** Start INPUT DATA **

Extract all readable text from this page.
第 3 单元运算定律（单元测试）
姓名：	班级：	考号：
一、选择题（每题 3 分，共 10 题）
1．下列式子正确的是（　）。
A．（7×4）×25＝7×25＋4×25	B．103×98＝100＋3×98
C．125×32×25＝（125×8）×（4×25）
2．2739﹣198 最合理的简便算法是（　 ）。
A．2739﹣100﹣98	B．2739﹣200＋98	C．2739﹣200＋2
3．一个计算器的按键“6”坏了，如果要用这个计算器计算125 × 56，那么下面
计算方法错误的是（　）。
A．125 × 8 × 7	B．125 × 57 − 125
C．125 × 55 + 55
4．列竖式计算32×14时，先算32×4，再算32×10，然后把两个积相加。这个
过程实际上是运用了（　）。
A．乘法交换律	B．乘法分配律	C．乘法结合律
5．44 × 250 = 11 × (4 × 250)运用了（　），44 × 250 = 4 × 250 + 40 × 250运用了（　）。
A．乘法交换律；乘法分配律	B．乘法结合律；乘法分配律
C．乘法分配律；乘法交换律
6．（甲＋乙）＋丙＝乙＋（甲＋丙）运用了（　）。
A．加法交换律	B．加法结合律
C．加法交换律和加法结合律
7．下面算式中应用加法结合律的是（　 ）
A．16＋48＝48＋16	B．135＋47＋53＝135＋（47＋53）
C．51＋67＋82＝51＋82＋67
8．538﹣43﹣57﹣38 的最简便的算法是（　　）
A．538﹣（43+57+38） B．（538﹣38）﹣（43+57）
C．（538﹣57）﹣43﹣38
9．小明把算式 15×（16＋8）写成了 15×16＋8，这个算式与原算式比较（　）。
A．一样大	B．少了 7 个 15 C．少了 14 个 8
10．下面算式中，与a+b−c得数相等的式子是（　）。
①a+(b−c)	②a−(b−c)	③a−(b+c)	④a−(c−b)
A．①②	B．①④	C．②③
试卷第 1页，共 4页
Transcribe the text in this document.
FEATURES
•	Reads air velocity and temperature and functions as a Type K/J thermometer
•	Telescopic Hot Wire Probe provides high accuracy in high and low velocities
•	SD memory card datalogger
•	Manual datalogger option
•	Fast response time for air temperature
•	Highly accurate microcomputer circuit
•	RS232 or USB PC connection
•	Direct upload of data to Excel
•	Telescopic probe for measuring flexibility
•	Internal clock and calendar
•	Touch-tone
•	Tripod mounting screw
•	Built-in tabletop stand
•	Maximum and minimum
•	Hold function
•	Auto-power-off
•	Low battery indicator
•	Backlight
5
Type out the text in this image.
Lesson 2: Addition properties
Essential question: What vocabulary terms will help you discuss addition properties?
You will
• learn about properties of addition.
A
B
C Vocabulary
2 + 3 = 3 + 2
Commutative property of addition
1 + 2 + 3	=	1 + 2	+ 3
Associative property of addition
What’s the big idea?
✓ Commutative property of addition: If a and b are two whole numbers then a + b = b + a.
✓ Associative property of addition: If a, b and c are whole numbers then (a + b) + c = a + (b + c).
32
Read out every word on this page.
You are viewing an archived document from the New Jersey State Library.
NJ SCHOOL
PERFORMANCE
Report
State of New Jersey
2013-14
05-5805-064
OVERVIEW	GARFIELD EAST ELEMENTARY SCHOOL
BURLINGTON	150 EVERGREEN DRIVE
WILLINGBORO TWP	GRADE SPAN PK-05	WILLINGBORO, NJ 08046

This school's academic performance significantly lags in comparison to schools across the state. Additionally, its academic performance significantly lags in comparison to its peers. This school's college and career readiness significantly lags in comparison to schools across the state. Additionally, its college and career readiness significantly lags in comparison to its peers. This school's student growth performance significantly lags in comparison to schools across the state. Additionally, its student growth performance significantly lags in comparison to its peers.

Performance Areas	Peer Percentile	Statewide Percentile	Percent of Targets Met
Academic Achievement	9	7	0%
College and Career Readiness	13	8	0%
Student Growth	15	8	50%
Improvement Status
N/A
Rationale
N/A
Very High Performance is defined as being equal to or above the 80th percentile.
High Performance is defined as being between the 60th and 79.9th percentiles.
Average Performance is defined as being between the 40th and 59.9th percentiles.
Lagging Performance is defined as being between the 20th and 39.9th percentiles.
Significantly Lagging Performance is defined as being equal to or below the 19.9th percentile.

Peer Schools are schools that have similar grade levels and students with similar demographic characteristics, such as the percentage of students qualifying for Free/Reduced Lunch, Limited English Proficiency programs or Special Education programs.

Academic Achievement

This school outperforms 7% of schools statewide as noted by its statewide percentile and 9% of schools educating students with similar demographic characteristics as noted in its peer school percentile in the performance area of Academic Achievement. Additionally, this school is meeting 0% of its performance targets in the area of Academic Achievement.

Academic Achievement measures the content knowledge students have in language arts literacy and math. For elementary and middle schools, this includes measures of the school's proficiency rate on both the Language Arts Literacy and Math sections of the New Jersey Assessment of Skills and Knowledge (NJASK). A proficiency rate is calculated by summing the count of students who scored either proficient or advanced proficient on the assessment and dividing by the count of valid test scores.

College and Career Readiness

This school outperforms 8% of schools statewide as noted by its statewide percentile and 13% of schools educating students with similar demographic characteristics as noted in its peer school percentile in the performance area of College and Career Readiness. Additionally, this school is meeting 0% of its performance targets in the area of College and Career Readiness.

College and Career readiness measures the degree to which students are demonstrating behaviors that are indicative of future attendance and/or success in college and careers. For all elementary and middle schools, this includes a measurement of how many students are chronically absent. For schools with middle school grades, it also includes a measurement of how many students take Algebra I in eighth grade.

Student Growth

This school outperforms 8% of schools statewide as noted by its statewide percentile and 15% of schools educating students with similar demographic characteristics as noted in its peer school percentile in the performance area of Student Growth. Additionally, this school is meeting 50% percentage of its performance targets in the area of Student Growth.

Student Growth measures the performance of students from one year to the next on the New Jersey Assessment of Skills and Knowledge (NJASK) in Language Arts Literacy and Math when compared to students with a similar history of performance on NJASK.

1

** End INPUT DATA **

> **WHAT IS NEEDED**
Copy out each line of the listing that holds "Commutative".

> **COMPLETED TASK**
Commutative property of addition
✓ Commutative property of addition: If a and b are two whole numbers then a + b = b + a.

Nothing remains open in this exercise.